Bounding box annotations:
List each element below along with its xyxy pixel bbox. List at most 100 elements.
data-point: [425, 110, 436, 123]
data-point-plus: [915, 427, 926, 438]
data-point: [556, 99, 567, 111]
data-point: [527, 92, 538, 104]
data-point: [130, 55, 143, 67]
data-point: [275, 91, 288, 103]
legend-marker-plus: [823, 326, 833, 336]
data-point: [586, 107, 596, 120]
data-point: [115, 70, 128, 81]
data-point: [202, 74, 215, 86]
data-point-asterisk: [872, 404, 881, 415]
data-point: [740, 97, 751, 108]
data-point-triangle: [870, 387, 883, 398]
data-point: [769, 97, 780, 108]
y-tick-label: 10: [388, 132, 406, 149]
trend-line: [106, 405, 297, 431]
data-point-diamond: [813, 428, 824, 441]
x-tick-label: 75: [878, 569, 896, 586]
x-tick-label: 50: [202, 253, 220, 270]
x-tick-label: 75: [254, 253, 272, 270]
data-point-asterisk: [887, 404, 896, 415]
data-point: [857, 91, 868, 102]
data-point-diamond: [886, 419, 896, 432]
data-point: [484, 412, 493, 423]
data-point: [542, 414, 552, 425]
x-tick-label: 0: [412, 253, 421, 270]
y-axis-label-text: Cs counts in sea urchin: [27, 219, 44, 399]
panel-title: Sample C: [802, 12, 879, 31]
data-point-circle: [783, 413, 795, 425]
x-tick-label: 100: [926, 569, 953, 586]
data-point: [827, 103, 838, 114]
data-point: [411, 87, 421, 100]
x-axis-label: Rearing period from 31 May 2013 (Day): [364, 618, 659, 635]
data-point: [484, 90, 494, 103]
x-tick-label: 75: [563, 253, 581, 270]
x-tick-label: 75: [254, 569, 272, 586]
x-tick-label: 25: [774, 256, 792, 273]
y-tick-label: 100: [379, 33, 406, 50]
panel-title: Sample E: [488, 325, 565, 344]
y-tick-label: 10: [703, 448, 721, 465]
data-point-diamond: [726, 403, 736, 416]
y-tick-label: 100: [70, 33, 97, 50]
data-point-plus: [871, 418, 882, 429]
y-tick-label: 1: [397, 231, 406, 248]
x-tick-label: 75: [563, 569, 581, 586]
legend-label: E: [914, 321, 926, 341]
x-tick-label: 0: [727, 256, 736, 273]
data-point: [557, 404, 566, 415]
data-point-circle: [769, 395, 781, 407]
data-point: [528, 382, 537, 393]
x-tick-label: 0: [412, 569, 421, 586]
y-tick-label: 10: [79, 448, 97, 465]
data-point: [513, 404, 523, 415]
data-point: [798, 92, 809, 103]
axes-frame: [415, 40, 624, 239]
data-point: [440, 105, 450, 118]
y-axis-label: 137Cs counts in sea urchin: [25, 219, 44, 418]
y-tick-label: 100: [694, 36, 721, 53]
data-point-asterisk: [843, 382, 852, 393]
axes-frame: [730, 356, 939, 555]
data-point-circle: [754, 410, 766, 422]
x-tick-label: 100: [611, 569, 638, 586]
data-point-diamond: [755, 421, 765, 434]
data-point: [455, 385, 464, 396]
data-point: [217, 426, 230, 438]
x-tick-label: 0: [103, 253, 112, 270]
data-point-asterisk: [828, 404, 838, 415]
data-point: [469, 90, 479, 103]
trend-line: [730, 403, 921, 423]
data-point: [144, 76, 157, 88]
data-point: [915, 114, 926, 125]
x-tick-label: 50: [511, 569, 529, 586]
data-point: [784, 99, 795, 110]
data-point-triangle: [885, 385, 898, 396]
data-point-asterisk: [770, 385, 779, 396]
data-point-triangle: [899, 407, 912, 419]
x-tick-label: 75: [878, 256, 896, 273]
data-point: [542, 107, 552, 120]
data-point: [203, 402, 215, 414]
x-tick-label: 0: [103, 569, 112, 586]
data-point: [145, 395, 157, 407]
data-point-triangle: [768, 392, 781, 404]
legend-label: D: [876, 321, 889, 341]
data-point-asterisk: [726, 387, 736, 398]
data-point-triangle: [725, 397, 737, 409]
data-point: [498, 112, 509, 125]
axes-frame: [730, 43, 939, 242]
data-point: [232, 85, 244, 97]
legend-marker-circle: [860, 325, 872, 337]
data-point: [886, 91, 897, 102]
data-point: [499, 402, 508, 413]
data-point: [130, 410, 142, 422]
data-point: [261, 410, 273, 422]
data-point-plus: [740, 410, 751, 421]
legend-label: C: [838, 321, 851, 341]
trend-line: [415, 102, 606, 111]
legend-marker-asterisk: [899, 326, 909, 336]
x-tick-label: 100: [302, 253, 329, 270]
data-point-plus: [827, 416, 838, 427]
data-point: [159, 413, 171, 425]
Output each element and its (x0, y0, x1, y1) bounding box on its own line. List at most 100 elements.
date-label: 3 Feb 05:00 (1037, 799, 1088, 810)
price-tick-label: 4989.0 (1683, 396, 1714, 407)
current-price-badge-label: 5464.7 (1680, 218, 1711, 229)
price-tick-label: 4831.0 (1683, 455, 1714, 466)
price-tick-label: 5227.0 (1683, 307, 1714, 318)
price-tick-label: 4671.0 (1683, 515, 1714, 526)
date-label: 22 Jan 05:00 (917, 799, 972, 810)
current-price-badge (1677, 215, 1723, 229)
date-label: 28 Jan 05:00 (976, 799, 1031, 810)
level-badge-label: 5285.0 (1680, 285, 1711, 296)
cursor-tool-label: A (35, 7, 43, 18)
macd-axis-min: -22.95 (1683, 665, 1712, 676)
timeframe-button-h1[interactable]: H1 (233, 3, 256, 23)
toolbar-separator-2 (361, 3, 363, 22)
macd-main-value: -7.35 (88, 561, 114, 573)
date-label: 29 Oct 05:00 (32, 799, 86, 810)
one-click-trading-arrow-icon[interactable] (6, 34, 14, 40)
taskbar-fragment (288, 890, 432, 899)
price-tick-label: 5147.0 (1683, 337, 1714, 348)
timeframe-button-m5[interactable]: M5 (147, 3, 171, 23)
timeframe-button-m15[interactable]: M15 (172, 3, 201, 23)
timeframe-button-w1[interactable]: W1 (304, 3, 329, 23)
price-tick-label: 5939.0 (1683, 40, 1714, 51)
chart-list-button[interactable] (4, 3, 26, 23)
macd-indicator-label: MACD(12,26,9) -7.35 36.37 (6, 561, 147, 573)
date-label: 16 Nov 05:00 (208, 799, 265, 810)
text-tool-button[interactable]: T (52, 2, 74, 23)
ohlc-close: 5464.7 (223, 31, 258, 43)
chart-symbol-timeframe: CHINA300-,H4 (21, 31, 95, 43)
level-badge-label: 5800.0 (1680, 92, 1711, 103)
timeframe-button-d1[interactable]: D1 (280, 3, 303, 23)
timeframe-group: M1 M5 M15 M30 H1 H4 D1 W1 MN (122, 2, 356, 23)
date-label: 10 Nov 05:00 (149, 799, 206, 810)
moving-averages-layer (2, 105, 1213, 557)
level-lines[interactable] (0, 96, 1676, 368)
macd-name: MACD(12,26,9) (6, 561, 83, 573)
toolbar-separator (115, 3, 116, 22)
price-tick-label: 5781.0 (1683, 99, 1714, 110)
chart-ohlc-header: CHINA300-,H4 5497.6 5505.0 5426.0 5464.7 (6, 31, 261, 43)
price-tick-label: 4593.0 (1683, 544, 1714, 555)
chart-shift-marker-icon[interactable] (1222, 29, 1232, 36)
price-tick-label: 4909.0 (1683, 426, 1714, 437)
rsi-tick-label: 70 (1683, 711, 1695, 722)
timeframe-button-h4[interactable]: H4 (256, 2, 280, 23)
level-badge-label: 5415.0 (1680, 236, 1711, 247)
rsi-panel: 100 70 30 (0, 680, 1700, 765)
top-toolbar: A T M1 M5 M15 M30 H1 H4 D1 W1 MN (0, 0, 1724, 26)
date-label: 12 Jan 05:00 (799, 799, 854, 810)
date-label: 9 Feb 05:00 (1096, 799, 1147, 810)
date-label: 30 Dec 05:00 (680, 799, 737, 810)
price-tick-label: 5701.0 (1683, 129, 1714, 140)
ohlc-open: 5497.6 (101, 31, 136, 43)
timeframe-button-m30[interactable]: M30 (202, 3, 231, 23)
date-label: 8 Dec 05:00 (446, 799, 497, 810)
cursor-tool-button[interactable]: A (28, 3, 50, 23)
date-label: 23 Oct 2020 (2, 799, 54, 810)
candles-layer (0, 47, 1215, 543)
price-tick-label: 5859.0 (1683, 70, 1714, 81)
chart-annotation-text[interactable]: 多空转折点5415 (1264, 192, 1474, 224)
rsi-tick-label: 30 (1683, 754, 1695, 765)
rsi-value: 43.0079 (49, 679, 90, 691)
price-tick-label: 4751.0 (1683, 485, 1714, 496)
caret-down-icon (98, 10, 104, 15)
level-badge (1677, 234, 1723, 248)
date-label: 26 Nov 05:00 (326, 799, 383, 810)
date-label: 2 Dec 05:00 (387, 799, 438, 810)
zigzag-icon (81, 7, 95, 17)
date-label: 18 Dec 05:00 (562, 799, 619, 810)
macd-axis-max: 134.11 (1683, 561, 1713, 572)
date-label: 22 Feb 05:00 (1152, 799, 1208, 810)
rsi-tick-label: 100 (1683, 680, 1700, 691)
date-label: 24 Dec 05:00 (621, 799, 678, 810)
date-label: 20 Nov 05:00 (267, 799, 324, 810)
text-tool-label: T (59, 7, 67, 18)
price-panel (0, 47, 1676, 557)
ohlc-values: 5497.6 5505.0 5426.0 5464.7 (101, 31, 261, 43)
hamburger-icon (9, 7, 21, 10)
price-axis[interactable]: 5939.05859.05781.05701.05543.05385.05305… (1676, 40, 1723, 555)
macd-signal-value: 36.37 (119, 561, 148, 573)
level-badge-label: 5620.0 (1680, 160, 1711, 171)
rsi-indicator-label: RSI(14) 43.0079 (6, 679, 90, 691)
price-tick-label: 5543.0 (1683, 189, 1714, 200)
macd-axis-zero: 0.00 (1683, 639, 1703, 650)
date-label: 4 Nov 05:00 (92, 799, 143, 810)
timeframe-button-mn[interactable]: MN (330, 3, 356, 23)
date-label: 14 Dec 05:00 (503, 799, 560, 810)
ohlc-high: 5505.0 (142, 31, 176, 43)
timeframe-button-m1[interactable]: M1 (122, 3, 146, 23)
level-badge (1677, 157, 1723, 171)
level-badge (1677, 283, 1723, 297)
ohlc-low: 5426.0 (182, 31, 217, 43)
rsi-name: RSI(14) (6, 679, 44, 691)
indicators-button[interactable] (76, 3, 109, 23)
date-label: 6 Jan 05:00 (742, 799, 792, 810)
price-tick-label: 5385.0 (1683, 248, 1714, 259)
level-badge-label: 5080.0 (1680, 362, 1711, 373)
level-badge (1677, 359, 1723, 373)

## [What you will do]
Rewrite the items as a numbered list, starting at the first line of the items and ending at the line that contains "x-tick-label: 50: [202, 253, 220, 270]", leaving out any blank lines.

## [Finished exercise]
1. List each element below along with its xyxy pixel bbox. List at most 100 elements.
2. data-point: [425, 110, 436, 123]
3. data-point-plus: [915, 427, 926, 438]
4. data-point: [556, 99, 567, 111]
5. data-point: [527, 92, 538, 104]
6. data-point: [130, 55, 143, 67]
7. data-point: [275, 91, 288, 103]
8. legend-marker-plus: [823, 326, 833, 336]
9. data-point: [586, 107, 596, 120]
10. data-point: [115, 70, 128, 81]
11. data-point: [202, 74, 215, 86]
12. data-point-asterisk: [872, 404, 881, 415]
13. data-point: [740, 97, 751, 108]
14. data-point-triangle: [870, 387, 883, 398]
15. data-point: [769, 97, 780, 108]
16. y-tick-label: 10: [388, 132, 406, 149]
17. trend-line: [106, 405, 297, 431]
18. data-point-diamond: [813, 428, 824, 441]
19. x-tick-label: 75: [878, 569, 896, 586]
20. x-tick-label: 50: [202, 253, 220, 270]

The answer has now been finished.